## The problem
Every entry needs to be reproduced exactly.

────────

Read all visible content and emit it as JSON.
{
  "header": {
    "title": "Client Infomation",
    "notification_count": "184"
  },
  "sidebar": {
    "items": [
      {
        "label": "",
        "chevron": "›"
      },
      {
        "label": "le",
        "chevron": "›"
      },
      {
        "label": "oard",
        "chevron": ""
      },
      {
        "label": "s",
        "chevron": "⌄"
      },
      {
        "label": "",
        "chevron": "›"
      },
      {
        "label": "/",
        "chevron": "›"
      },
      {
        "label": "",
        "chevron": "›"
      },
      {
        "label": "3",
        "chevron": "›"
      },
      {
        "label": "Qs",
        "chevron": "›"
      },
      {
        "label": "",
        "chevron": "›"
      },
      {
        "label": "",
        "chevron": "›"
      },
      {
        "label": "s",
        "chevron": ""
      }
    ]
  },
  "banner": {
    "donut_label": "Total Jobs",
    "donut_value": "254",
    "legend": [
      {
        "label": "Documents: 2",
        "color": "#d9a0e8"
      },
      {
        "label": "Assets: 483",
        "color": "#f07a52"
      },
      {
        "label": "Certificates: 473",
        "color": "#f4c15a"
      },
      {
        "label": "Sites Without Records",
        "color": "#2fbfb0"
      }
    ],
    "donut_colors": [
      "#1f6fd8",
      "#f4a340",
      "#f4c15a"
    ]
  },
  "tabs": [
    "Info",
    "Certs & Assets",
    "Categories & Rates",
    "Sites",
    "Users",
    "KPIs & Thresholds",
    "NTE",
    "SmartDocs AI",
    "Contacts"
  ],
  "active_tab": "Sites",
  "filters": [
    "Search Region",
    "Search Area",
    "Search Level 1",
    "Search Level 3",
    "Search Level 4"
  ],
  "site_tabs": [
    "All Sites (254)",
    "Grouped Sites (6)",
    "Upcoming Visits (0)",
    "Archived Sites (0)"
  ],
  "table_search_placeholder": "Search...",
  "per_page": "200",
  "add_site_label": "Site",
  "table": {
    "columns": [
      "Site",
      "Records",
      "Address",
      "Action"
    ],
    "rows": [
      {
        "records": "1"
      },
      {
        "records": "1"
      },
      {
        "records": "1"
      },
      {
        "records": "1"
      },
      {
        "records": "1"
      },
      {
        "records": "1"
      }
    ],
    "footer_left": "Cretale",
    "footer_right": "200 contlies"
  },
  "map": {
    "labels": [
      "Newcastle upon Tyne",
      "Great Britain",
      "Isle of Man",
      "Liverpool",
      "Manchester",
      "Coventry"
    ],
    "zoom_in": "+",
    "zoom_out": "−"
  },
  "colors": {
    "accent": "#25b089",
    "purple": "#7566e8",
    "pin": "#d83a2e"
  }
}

────────

## Written solution
Read all visible content and emit it as JSON.
{
  "header": {
    "title": "Client Infomation",
    "notification_count": "184"
  },
  "sidebar": {
    "items": [
      {
        "label": "",
        "chevron": "›"
      },
      {
        "label": "le",
        "chevron": "›"
      },
      {
        "label": "oard",
        "chevron": ""
      },
      {
        "label": "s",
        "chevron": "⌄"
      },
      {
        "label": "",
        "chevron": "›"
      },
      {
        "label": "/",
        "chevron": "›"
      },
      {
        "label": "",
        "chevron": "›"
      },
      {
        "label": "3",
        "chevron": "›"
      },
      {
        "label": "Qs",
        "chevron": "›"
      },
      {
        "label": "",
        "chevron": "›"
      },
      {
        "label": "",
        "chevron": "›"
      },
      {
        "label": "s",
        "chevron": ""
      }
    ]
  },
  "banner": {
    "donut_label": "Total Jobs",
    "donut_value": "254",
    "legend": [
      {
        "label": "Documents: 2",
        "color": "#d9a0e8"
      },
      {
        "label": "Assets: 483",
        "color": "#f07a52"
      },
      {
        "label": "Certificates: 473",
        "color": "#f4c15a"
      },
      {
        "label": "Sites Without Records",
        "color": "#2fbfb0"
      }
    ],
    "donut_colors": [
      "#1f6fd8",
      "#f4a340",
      "#f4c15a"
    ]
  },
  "tabs": [
    "Info",
    "Certs & Assets",
    "Categories & Rates",
    "Sites",
    "Users",
    "KPIs & Thresholds",
    "NTE",
    "SmartDocs AI",
    "Contacts"
  ],
  "active_tab": "Sites",
  "filters": [
    "Search Region",
    "Search Area",
    "Search Level 1",
    "Search Level 3",
    "Search Level 4"
  ],
  "site_tabs": [
    "All Sites (254)",
    "Grouped Sites (6)",
    "Upcoming Visits (0)",
    "Archived Sites (0)"
  ],
  "table_search_placeholder": "Search...",
  "per_page": "200",
  "add_site_label": "Site",
  "table": {
    "columns": [
      "Site",
      "Records",
      "Address",
      "Action"
    ],
    "rows": [
      {
        "records": "1"
      },
      {
        "records": "1"
      },
      {
        "records": "1"
      },
      {
        "records": "1"
      },
      {
        "records": "1"
      },
      {
        "records": "1"
      }
    ],
    "footer_left": "Cretale",
    "footer_right": "200 contlies"
  },
  "map": {
    "labels": [
      "Newcastle upon Tyne",
      "Great Britain",
      "Isle of Man",
      "Liverpool",
      "Manchester",
      "Coventry"
    ],
    "zoom_in": "+",
    "zoom_out": "−"
  },
  "colors": {
    "accent": "#25b089",
    "purple": "#7566e8",
    "pin": "#d83a2e"
  }
}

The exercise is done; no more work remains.